WHAT NEEDS TO BE DONE ::
Exclude the pictures and reproduce the remaining data exactly as written.

Dataset rows

----

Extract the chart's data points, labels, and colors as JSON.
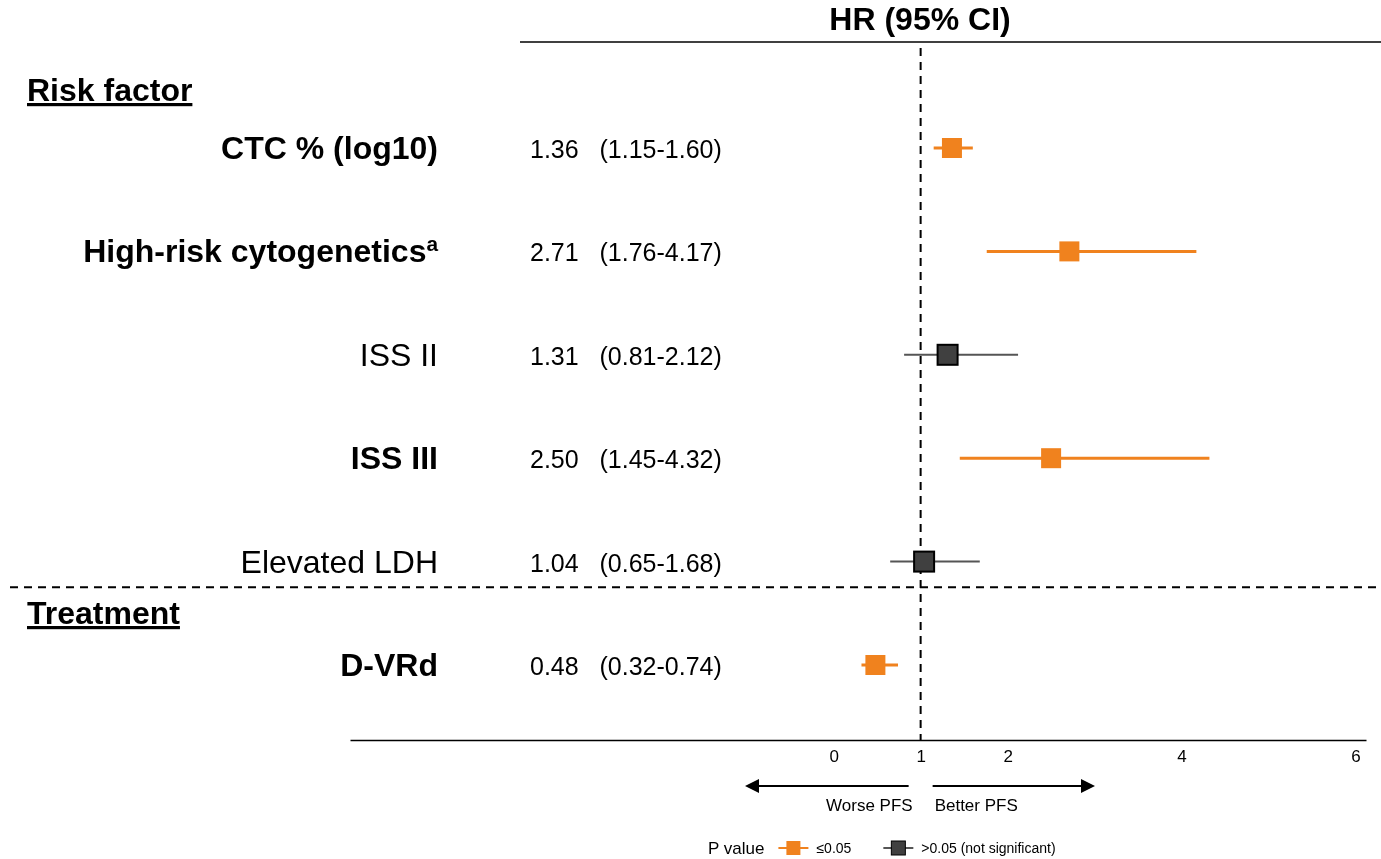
{
  "chart_data": {
    "type": "scatter",
    "orientation": "horizontal",
    "title": "HR (95% CI)",
    "categories": [
      "CTC % (log10)",
      "High-risk cytogenetics$^{a}$",
      "ISS II",
      "ISS III",
      "Elevated LDH",
      "D-VRd"
    ],
    "series": [
      {
        "name": "≤0.05",
        "color": "#f0821e",
        "values": [
          1.36,
          2.71,
          null,
          2.5,
          null,
          0.48
        ],
        "errors": [
          [
            1.15,
            1.6
          ],
          [
            1.76,
            4.17
          ],
          null,
          [
            1.45,
            4.32
          ],
          null,
          [
            0.32,
            0.74
          ]
        ]
      },
      {
        "name": ">0.05 (not significant)",
        "color": "#404040",
        "values": [
          null,
          null,
          1.31,
          null,
          1.04,
          null
        ],
        "errors": [
          null,
          null,
          [
            0.81,
            2.12
          ],
          null,
          [
            0.65,
            1.68
          ],
          null
        ]
      }
    ],
    "xlim": [
      -5.56,
      6.12
    ],
    "xticks": [
      0,
      1,
      2,
      4,
      6
    ],
    "ref_lines": [
      {
        "axis": "x",
        "value": 1,
        "line_style": "dashed",
        "color": "#000000"
      }
    ],
    "marker": "square",
    "legend": "bottom",
    "legend_title": "P value",
    "annotations": [
      "Risk factor",
      "Treatment",
      "Worse PFS",
      "Better PFS",
      "1.36   (1.15-1.60)",
      "2.71   (1.76-4.17)",
      "1.31   (0.81-2.12)",
      "2.50   (1.45-4.32)",
      "1.04   (0.65-1.68)",
      "0.48   (0.32-0.74)"
    ]
  }
}
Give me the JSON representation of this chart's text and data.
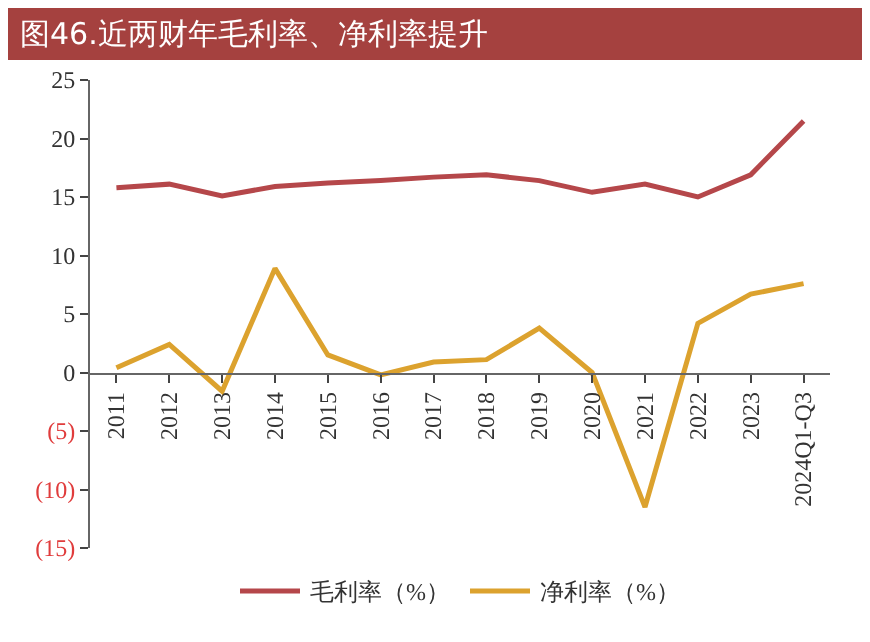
{
  "chart_data": {
    "type": "line",
    "title": "图46.近两财年毛利率、净利率提升",
    "categories": [
      "2011",
      "2012",
      "2013",
      "2014",
      "2015",
      "2016",
      "2017",
      "2018",
      "2019",
      "2020",
      "2021",
      "2022",
      "2023",
      "2024Q1-Q3"
    ],
    "series": [
      {
        "name": "毛利率（%）",
        "color": "#b5474a",
        "values": [
          15.8,
          16.1,
          15.1,
          15.9,
          16.2,
          16.4,
          16.7,
          16.9,
          16.4,
          15.4,
          16.1,
          15.0,
          16.9,
          21.5
        ]
      },
      {
        "name": "净利率（%）",
        "color": "#dca22e",
        "values": [
          0.4,
          2.4,
          -1.6,
          8.9,
          1.5,
          -0.2,
          0.9,
          1.1,
          3.8,
          0,
          -11.5,
          4.2,
          6.7,
          7.6
        ]
      }
    ],
    "ylim": [
      -15,
      25
    ],
    "yticks": [
      {
        "value": -15,
        "label": "(15)"
      },
      {
        "value": -10,
        "label": "(10)"
      },
      {
        "value": -5,
        "label": "(5)"
      },
      0,
      5,
      10,
      15,
      20,
      25
    ],
    "grid": false,
    "legend": "bottom",
    "marker": "none",
    "line_style": "solid"
  }
}
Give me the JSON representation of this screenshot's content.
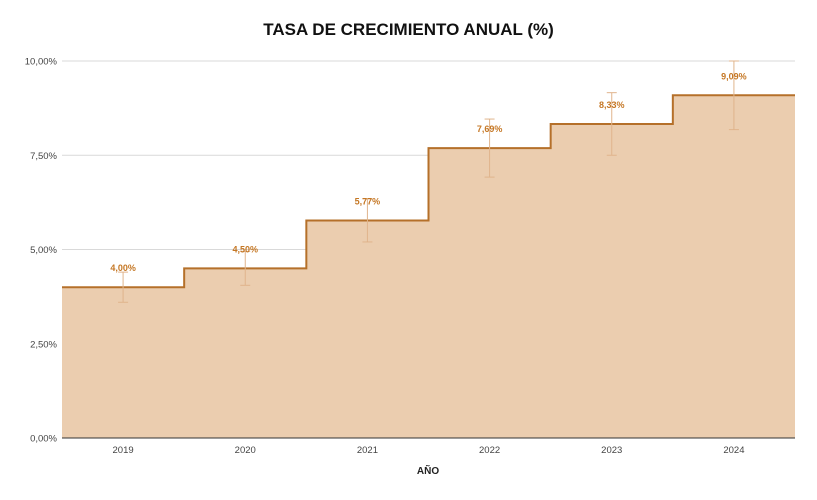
{
  "chart_data": {
    "type": "area",
    "step": true,
    "title": "TASA DE CRECIMIENTO ANUAL (%)",
    "xlabel": "AÑO",
    "ylabel": "",
    "categories": [
      "2019",
      "2020",
      "2021",
      "2022",
      "2023",
      "2024"
    ],
    "series": [
      {
        "values": [
          4.0,
          4.5,
          5.77,
          7.69,
          8.33,
          9.09
        ],
        "data_labels": [
          "4,00%",
          "4,50%",
          "5,77%",
          "7,69%",
          "8,33%",
          "9,09%"
        ],
        "error_low": [
          3.6,
          4.05,
          5.2,
          6.92,
          7.5,
          8.18
        ],
        "error_high": [
          4.4,
          4.95,
          6.34,
          8.46,
          9.16,
          10.0
        ]
      }
    ],
    "ylim": [
      0,
      10
    ],
    "yticks": [
      0,
      2.5,
      5,
      7.5,
      10
    ],
    "ytick_labels": [
      "0,00%",
      "2,50%",
      "5,00%",
      "7,50%",
      "10,00%"
    ],
    "grid": true,
    "legend": "none",
    "colors": {
      "fill": "#ebcdaf",
      "line": "#b5702a",
      "error_bar": "#e0b48c",
      "label": "#c57724",
      "grid": "#d9d9d9"
    }
  }
}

----

ANSWER BELOW ::
Extract the chart's data points, labels, and colors as JSON.
{
  "chart_data": {
    "type": "scatter",
    "orientation": "horizontal",
    "title": "HR (95% CI)",
    "categories": [
      "CTC % (log10)",
      "High-risk cytogenetics$^{a}$",
      "ISS II",
      "ISS III",
      "Elevated LDH",
      "D-VRd"
    ],
    "series": [
      {
        "name": "≤0.05",
        "color": "#f0821e",
        "values": [
          1.36,
          2.71,
          null,
          2.5,
          null,
          0.48
        ],
        "errors": [
          [
            1.15,
            1.6
          ],
          [
            1.76,
            4.17
          ],
          null,
          [
            1.45,
            4.32
          ],
          null,
          [
            0.32,
            0.74
          ]
        ]
      },
      {
        "name": ">0.05 (not significant)",
        "color": "#404040",
        "values": [
          null,
          null,
          1.31,
          null,
          1.04,
          null
        ],
        "errors": [
          null,
          null,
          [
            0.81,
            2.12
          ],
          null,
          [
            0.65,
            1.68
          ],
          null
        ]
      }
    ],
    "xlim": [
      -5.56,
      6.12
    ],
    "xticks": [
      0,
      1,
      2,
      4,
      6
    ],
    "ref_lines": [
      {
        "axis": "x",
        "value": 1,
        "line_style": "dashed",
        "color": "#000000"
      }
    ],
    "marker": "square",
    "legend": "bottom",
    "legend_title": "P value",
    "annotations": [
      "Risk factor",
      "Treatment",
      "Worse PFS",
      "Better PFS",
      "1.36   (1.15-1.60)",
      "2.71   (1.76-4.17)",
      "1.31   (0.81-2.12)",
      "2.50   (1.45-4.32)",
      "1.04   (0.65-1.68)",
      "0.48   (0.32-0.74)"
    ]
  }
}
Give me the JSON representation of this chart's text and data.
{
  "chart_data": {
    "type": "line",
    "title": "图46.近两财年毛利率、净利率提升",
    "categories": [
      "2011",
      "2012",
      "2013",
      "2014",
      "2015",
      "2016",
      "2017",
      "2018",
      "2019",
      "2020",
      "2021",
      "2022",
      "2023",
      "2024Q1-Q3"
    ],
    "series": [
      {
        "name": "毛利率（%）",
        "color": "#b5474a",
        "values": [
          15.8,
          16.1,
          15.1,
          15.9,
          16.2,
          16.4,
          16.7,
          16.9,
          16.4,
          15.4,
          16.1,
          15.0,
          16.9,
          21.5
        ]
      },
      {
        "name": "净利率（%）",
        "color": "#dca22e",
        "values": [
          0.4,
          2.4,
          -1.6,
          8.9,
          1.5,
          -0.2,
          0.9,
          1.1,
          3.8,
          0,
          -11.5,
          4.2,
          6.7,
          7.6
        ]
      }
    ],
    "ylim": [
      -15,
      25
    ],
    "yticks": [
      {
        "value": -15,
        "label": "(15)"
      },
      {
        "value": -10,
        "label": "(10)"
      },
      {
        "value": -5,
        "label": "(5)"
      },
      0,
      5,
      10,
      15,
      20,
      25
    ],
    "grid": false,
    "legend": "bottom",
    "marker": "none",
    "line_style": "solid"
  }
}
Give me the JSON representation of this screenshot's content.
{
  "chart_data": {
    "type": "area",
    "step": true,
    "title": "TASA DE CRECIMIENTO ANUAL (%)",
    "xlabel": "AÑO",
    "ylabel": "",
    "categories": [
      "2019",
      "2020",
      "2021",
      "2022",
      "2023",
      "2024"
    ],
    "series": [
      {
        "values": [
          4.0,
          4.5,
          5.77,
          7.69,
          8.33,
          9.09
        ],
        "data_labels": [
          "4,00%",
          "4,50%",
          "5,77%",
          "7,69%",
          "8,33%",
          "9,09%"
        ],
        "error_low": [
          3.6,
          4.05,
          5.2,
          6.92,
          7.5,
          8.18
        ],
        "error_high": [
          4.4,
          4.95,
          6.34,
          8.46,
          9.16,
          10.0
        ]
      }
    ],
    "ylim": [
      0,
      10
    ],
    "yticks": [
      0,
      2.5,
      5,
      7.5,
      10
    ],
    "ytick_labels": [
      "0,00%",
      "2,50%",
      "5,00%",
      "7,50%",
      "10,00%"
    ],
    "grid": true,
    "legend": "none",
    "colors": {
      "fill": "#ebcdaf",
      "line": "#b5702a",
      "error_bar": "#e0b48c",
      "label": "#c57724",
      "grid": "#d9d9d9"
    }
  }
}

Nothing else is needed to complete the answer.